======== RECORD SET

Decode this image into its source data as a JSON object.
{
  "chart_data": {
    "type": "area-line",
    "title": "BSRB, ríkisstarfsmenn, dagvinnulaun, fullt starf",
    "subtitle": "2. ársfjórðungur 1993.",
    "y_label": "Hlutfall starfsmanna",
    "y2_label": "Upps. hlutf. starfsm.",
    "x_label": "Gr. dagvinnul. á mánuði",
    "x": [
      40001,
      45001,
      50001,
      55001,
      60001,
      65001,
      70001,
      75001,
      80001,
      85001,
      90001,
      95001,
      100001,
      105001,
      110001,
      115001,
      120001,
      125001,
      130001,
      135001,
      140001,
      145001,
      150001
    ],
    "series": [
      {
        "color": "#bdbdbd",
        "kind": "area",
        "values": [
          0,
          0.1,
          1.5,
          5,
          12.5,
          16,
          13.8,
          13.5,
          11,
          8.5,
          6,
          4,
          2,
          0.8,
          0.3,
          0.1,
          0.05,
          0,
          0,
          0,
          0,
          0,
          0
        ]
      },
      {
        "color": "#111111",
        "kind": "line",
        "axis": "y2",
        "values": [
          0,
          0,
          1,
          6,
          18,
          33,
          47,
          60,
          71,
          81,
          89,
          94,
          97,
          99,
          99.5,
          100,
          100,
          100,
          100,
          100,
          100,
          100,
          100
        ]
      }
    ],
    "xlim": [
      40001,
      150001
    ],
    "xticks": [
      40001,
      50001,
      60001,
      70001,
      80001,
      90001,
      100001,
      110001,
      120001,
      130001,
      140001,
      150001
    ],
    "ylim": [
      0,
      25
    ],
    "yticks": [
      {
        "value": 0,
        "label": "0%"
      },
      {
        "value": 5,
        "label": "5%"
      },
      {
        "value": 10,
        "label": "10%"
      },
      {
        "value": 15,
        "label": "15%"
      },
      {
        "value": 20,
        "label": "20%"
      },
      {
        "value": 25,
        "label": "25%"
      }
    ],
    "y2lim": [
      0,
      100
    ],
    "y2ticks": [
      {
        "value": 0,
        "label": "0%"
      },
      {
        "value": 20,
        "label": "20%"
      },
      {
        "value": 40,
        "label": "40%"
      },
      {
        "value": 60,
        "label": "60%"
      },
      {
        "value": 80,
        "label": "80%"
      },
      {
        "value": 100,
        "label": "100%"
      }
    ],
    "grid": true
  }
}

================

EXERCISE INSTRUCTIONS:
Reproduce all of the material above word for word.

RESPONSE TO THE EXERCISE:
Decode this image into its source data as a JSON object.
{
  "chart_data": {
    "type": "area-line",
    "title": "BSRB, ríkisstarfsmenn, dagvinnulaun, fullt starf",
    "subtitle": "2. ársfjórðungur 1993.",
    "y_label": "Hlutfall starfsmanna",
    "y2_label": "Upps. hlutf. starfsm.",
    "x_label": "Gr. dagvinnul. á mánuði",
    "x": [
      40001,
      45001,
      50001,
      55001,
      60001,
      65001,
      70001,
      75001,
      80001,
      85001,
      90001,
      95001,
      100001,
      105001,
      110001,
      115001,
      120001,
      125001,
      130001,
      135001,
      140001,
      145001,
      150001
    ],
    "series": [
      {
        "color": "#bdbdbd",
        "kind": "area",
        "values": [
          0,
          0.1,
          1.5,
          5,
          12.5,
          16,
          13.8,
          13.5,
          11,
          8.5,
          6,
          4,
          2,
          0.8,
          0.3,
          0.1,
          0.05,
          0,
          0,
          0,
          0,
          0,
          0
        ]
      },
      {
        "color": "#111111",
        "kind": "line",
        "axis": "y2",
        "values": [
          0,
          0,
          1,
          6,
          18,
          33,
          47,
          60,
          71,
          81,
          89,
          94,
          97,
          99,
          99.5,
          100,
          100,
          100,
          100,
          100,
          100,
          100,
          100
        ]
      }
    ],
    "xlim": [
      40001,
      150001
    ],
    "xticks": [
      40001,
      50001,
      60001,
      70001,
      80001,
      90001,
      100001,
      110001,
      120001,
      130001,
      140001,
      150001
    ],
    "ylim": [
      0,
      25
    ],
    "yticks": [
      {
        "value": 0,
        "label": "0%"
      },
      {
        "value": 5,
        "label": "5%"
      },
      {
        "value": 10,
        "label": "10%"
      },
      {
        "value": 15,
        "label": "15%"
      },
      {
        "value": 20,
        "label": "20%"
      },
      {
        "value": 25,
        "label": "25%"
      }
    ],
    "y2lim": [
      0,
      100
    ],
    "y2ticks": [
      {
        "value": 0,
        "label": "0%"
      },
      {
        "value": 20,
        "label": "20%"
      },
      {
        "value": 40,
        "label": "40%"
      },
      {
        "value": 60,
        "label": "60%"
      },
      {
        "value": 80,
        "label": "80%"
      },
      {
        "value": 100,
        "label": "100%"
      }
    ],
    "grid": true
  }
}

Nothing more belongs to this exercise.